• Objective
Return the whole listing exactly as it stands.

• Raw records
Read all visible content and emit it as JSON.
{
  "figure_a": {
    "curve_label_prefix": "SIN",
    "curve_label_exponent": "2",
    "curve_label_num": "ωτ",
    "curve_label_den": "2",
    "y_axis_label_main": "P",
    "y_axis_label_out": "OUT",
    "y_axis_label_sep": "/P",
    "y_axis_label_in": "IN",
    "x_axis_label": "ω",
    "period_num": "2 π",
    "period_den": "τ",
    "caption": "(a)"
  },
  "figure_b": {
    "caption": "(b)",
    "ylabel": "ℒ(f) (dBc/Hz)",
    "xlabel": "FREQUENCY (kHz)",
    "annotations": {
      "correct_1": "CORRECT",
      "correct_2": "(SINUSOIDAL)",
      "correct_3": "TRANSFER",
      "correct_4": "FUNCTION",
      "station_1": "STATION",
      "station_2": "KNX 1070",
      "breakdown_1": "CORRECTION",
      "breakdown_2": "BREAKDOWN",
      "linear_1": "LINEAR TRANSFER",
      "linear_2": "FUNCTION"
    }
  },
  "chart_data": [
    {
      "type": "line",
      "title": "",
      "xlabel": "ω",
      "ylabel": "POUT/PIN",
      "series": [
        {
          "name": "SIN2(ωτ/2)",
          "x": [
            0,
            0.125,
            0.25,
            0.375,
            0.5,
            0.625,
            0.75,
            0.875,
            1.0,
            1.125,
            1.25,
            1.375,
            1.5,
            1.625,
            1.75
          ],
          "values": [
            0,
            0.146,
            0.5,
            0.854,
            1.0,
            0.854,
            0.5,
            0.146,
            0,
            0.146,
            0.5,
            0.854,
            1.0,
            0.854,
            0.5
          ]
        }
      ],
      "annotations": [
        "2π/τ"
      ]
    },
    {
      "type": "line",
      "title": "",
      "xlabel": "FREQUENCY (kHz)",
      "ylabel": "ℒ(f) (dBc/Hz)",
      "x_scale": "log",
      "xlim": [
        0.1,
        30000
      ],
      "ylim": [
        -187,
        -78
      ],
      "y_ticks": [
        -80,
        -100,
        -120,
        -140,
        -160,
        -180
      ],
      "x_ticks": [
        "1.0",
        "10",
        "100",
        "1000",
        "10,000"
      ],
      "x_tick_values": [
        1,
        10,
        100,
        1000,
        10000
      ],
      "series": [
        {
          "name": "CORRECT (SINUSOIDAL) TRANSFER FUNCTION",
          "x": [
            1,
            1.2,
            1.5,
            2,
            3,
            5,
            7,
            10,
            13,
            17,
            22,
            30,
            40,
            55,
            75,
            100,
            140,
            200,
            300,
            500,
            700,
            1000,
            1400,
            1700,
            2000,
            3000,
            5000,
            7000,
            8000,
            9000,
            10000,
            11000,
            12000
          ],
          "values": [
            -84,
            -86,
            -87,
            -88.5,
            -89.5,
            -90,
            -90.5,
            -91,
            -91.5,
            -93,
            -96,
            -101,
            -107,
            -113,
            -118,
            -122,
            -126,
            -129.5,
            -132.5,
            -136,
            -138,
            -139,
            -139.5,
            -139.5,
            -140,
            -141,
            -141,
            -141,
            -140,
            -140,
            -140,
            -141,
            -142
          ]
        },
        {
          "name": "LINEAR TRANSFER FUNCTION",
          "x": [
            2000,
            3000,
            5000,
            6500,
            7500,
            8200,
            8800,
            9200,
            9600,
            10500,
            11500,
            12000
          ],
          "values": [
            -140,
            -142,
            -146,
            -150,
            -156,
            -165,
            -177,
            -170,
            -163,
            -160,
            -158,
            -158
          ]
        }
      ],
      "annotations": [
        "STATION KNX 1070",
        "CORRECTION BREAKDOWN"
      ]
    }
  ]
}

• Exercise solution
Read all visible content and emit it as JSON.
{
  "figure_a": {
    "curve_label_prefix": "SIN",
    "curve_label_exponent": "2",
    "curve_label_num": "ωτ",
    "curve_label_den": "2",
    "y_axis_label_main": "P",
    "y_axis_label_out": "OUT",
    "y_axis_label_sep": "/P",
    "y_axis_label_in": "IN",
    "x_axis_label": "ω",
    "period_num": "2 π",
    "period_den": "τ",
    "caption": "(a)"
  },
  "figure_b": {
    "caption": "(b)",
    "ylabel": "ℒ(f) (dBc/Hz)",
    "xlabel": "FREQUENCY (kHz)",
    "annotations": {
      "correct_1": "CORRECT",
      "correct_2": "(SINUSOIDAL)",
      "correct_3": "TRANSFER",
      "correct_4": "FUNCTION",
      "station_1": "STATION",
      "station_2": "KNX 1070",
      "breakdown_1": "CORRECTION",
      "breakdown_2": "BREAKDOWN",
      "linear_1": "LINEAR TRANSFER",
      "linear_2": "FUNCTION"
    }
  },
  "chart_data": [
    {
      "type": "line",
      "title": "",
      "xlabel": "ω",
      "ylabel": "POUT/PIN",
      "series": [
        {
          "name": "SIN2(ωτ/2)",
          "x": [
            0,
            0.125,
            0.25,
            0.375,
            0.5,
            0.625,
            0.75,
            0.875,
            1.0,
            1.125,
            1.25,
            1.375,
            1.5,
            1.625,
            1.75
          ],
          "values": [
            0,
            0.146,
            0.5,
            0.854,
            1.0,
            0.854,
            0.5,
            0.146,
            0,
            0.146,
            0.5,
            0.854,
            1.0,
            0.854,
            0.5
          ]
        }
      ],
      "annotations": [
        "2π/τ"
      ]
    },
    {
      "type": "line",
      "title": "",
      "xlabel": "FREQUENCY (kHz)",
      "ylabel": "ℒ(f) (dBc/Hz)",
      "x_scale": "log",
      "xlim": [
        0.1,
        30000
      ],
      "ylim": [
        -187,
        -78
      ],
      "y_ticks": [
        -80,
        -100,
        -120,
        -140,
        -160,
        -180
      ],
      "x_ticks": [
        "1.0",
        "10",
        "100",
        "1000",
        "10,000"
      ],
      "x_tick_values": [
        1,
        10,
        100,
        1000,
        10000
      ],
      "series": [
        {
          "name": "CORRECT (SINUSOIDAL) TRANSFER FUNCTION",
          "x": [
            1,
            1.2,
            1.5,
            2,
            3,
            5,
            7,
            10,
            13,
            17,
            22,
            30,
            40,
            55,
            75,
            100,
            140,
            200,
            300,
            500,
            700,
            1000,
            1400,
            1700,
            2000,
            3000,
            5000,
            7000,
            8000,
            9000,
            10000,
            11000,
            12000
          ],
          "values": [
            -84,
            -86,
            -87,
            -88.5,
            -89.5,
            -90,
            -90.5,
            -91,
            -91.5,
            -93,
            -96,
            -101,
            -107,
            -113,
            -118,
            -122,
            -126,
            -129.5,
            -132.5,
            -136,
            -138,
            -139,
            -139.5,
            -139.5,
            -140,
            -141,
            -141,
            -141,
            -140,
            -140,
            -140,
            -141,
            -142
          ]
        },
        {
          "name": "LINEAR TRANSFER FUNCTION",
          "x": [
            2000,
            3000,
            5000,
            6500,
            7500,
            8200,
            8800,
            9200,
            9600,
            10500,
            11500,
            12000
          ],
          "values": [
            -140,
            -142,
            -146,
            -150,
            -156,
            -165,
            -177,
            -170,
            -163,
            -160,
            -158,
            -158
          ]
        }
      ],
      "annotations": [
        "STATION KNX 1070",
        "CORRECTION BREAKDOWN"
      ]
    }
  ]
}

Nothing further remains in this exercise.